* begin The records *
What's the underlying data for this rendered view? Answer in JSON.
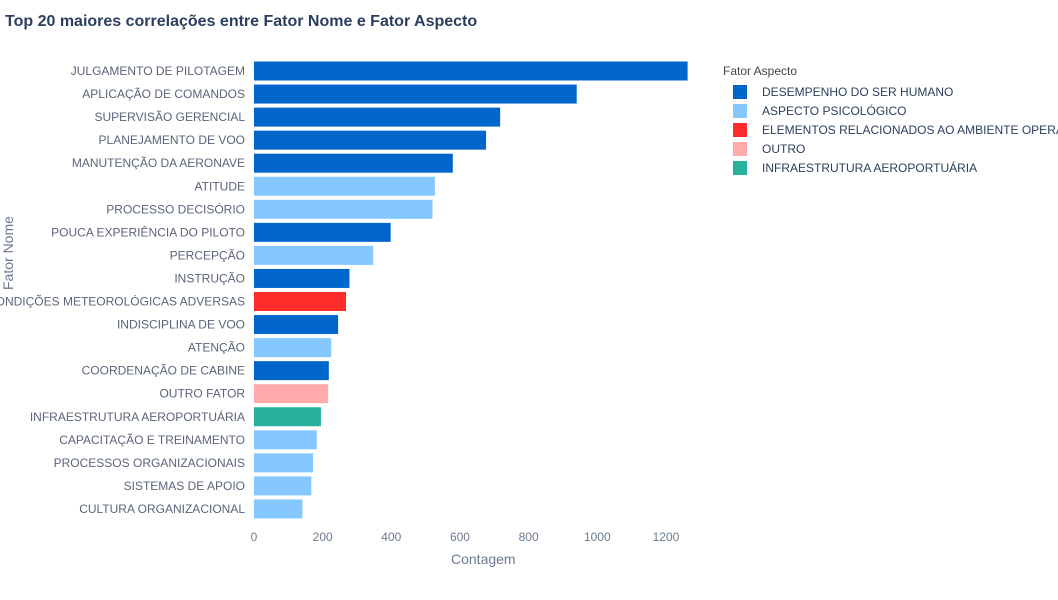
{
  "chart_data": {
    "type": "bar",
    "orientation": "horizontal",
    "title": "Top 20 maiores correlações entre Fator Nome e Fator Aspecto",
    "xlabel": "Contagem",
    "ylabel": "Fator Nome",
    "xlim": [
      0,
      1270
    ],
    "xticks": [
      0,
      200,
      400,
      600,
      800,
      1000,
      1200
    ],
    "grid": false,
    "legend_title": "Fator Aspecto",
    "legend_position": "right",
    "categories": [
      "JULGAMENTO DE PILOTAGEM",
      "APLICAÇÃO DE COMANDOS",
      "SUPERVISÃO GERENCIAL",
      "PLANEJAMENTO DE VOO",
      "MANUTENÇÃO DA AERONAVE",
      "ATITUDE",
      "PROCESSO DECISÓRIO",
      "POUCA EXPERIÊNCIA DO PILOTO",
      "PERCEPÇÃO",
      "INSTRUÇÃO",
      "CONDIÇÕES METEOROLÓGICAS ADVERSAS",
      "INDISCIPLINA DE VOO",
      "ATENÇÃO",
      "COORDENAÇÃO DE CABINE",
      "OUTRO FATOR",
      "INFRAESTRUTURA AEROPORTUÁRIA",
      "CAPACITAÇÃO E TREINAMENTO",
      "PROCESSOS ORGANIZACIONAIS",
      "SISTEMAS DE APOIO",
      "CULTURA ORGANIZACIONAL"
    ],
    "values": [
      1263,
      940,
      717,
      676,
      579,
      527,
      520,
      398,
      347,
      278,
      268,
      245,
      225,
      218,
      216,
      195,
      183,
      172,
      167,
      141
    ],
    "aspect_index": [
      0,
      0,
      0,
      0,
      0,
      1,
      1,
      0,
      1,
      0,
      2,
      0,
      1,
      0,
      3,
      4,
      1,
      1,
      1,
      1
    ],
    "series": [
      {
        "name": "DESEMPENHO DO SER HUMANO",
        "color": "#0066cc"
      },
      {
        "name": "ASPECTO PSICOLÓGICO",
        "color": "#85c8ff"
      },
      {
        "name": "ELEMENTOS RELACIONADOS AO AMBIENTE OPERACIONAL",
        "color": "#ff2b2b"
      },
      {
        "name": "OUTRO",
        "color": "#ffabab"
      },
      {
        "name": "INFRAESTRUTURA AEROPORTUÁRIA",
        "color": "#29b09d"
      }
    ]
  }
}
* end The records *
- _Set problem_
Report all lines of the material that contain the word "color".

- _The reply_
        "color": "#0066cc"
        "color": "#85c8ff"
        "color": "#ff2b2b"
        "color": "#ffabab"
        "color": "#29b09d"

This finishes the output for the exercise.